◆ Exercise data
▶

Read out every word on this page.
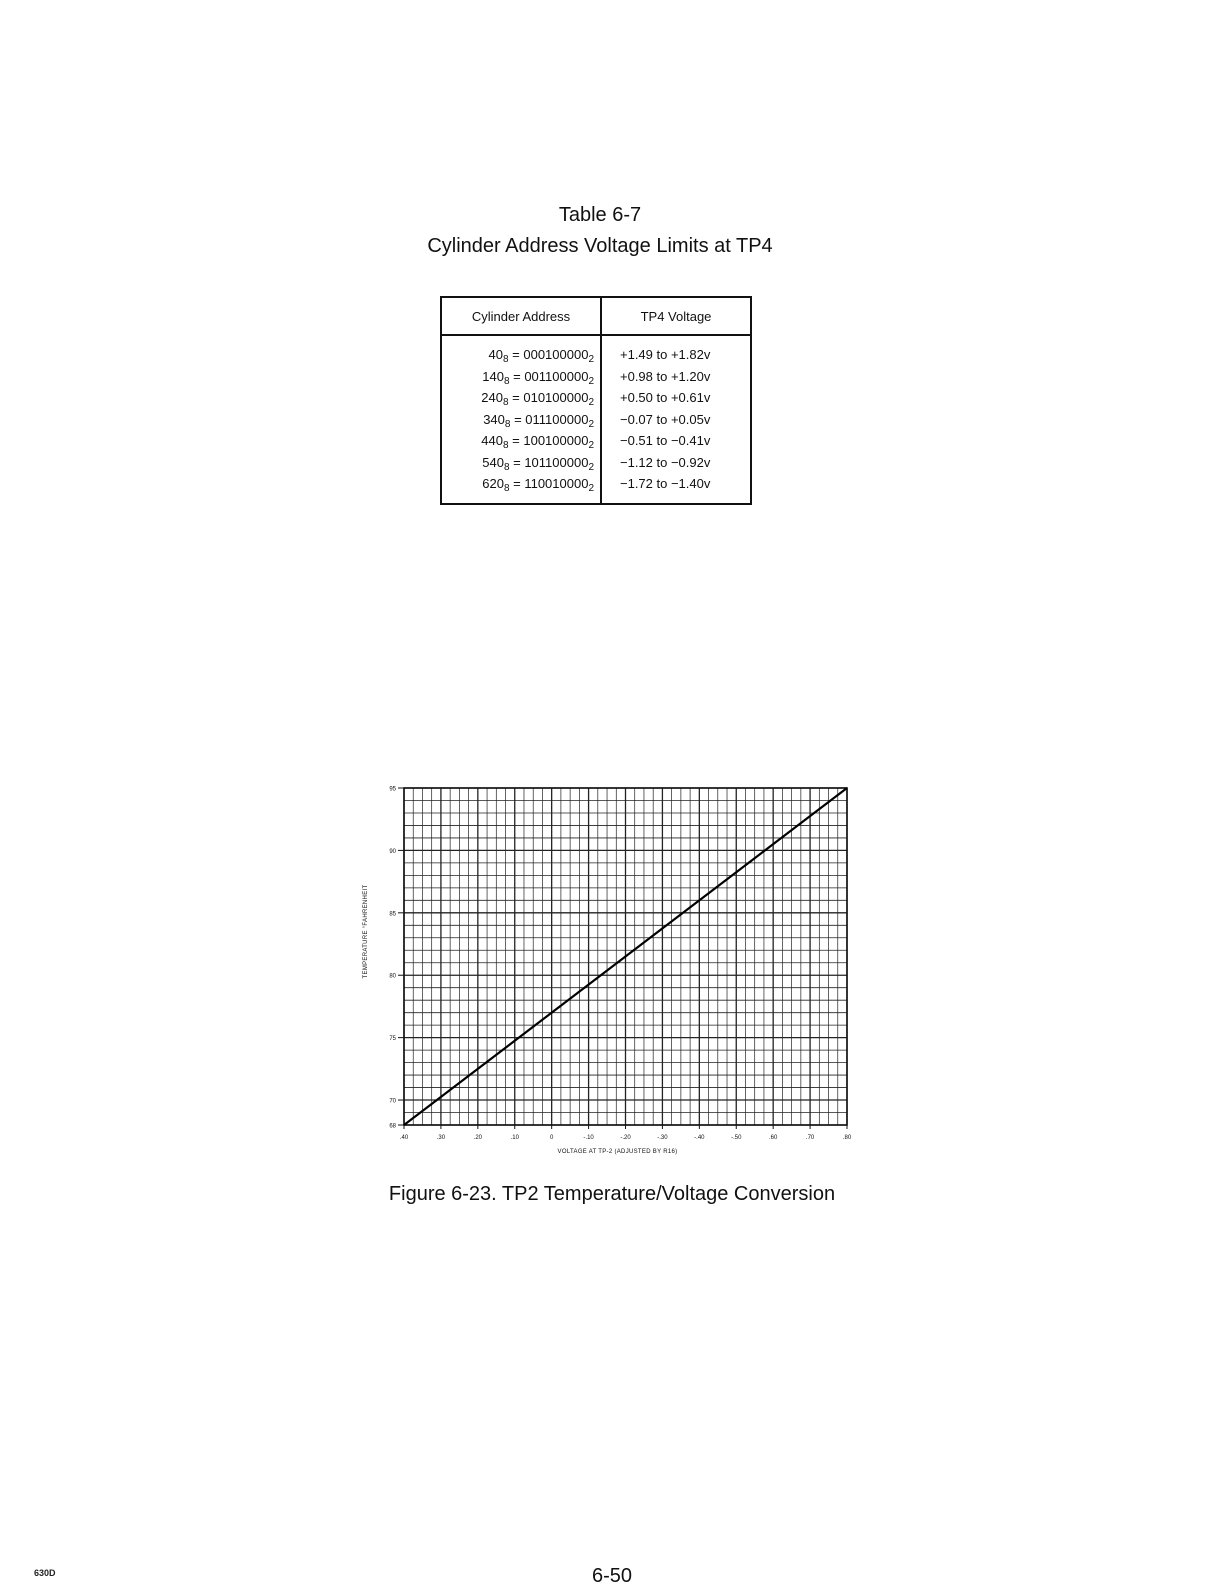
Table 6-7
Cylinder Address Voltage Limits at TP4
Cylinder Address	TP4 Voltage
$40_8 = 000100000_2$	+1.49 to +1.82v
$140_8 = 001100000_2$	+0.98 to +1.20v
$240_8 = 010100000_2$	+0.50 to +0.61v
$340_8 = 011100000_2$	−0.07 to +0.05v
$440_8 = 100100000_2$	−0.51 to −0.41v
$540_8 = 101100000_2$	−1.12 to −0.92v
$620_8 = 110010000_2$	−1.72 to −1.40v
68
70
75
80
85
90
95
.40	.30	.20	.10	0	-.10	-.20	-.30	-.40	-.50	.60	.70	.80
VOLTAGE AT TP-2 (ADJUSTED BY R16)
TEMPERATURE °FAHRENHEIT
Figure 6-23. TP2 Temperature/Voltage Conversion
630D	6-50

◀

◆ Instruction
Give all the entries again exactly, dropping each picture.

◆ Answer in full
Read out every word on this page.
Table 6-7
Cylinder Address Voltage Limits at TP4
Cylinder Address	TP4 Voltage
$40_8 = 000100000_2$	+1.49 to +1.82v
$140_8 = 001100000_2$	+0.98 to +1.20v
$240_8 = 010100000_2$	+0.50 to +0.61v
$340_8 = 011100000_2$	−0.07 to +0.05v
$440_8 = 100100000_2$	−0.51 to −0.41v
$540_8 = 101100000_2$	−1.12 to −0.92v
$620_8 = 110010000_2$	−1.72 to −1.40v
68
70
75
80
85
90
95
.40	.30	.20	.10	0	-.10	-.20	-.30	-.40	-.50	.60	.70	.80
VOLTAGE AT TP-2 (ADJUSTED BY R16)
TEMPERATURE °FAHRENHEIT
Figure 6-23. TP2 Temperature/Voltage Conversion
630D	6-50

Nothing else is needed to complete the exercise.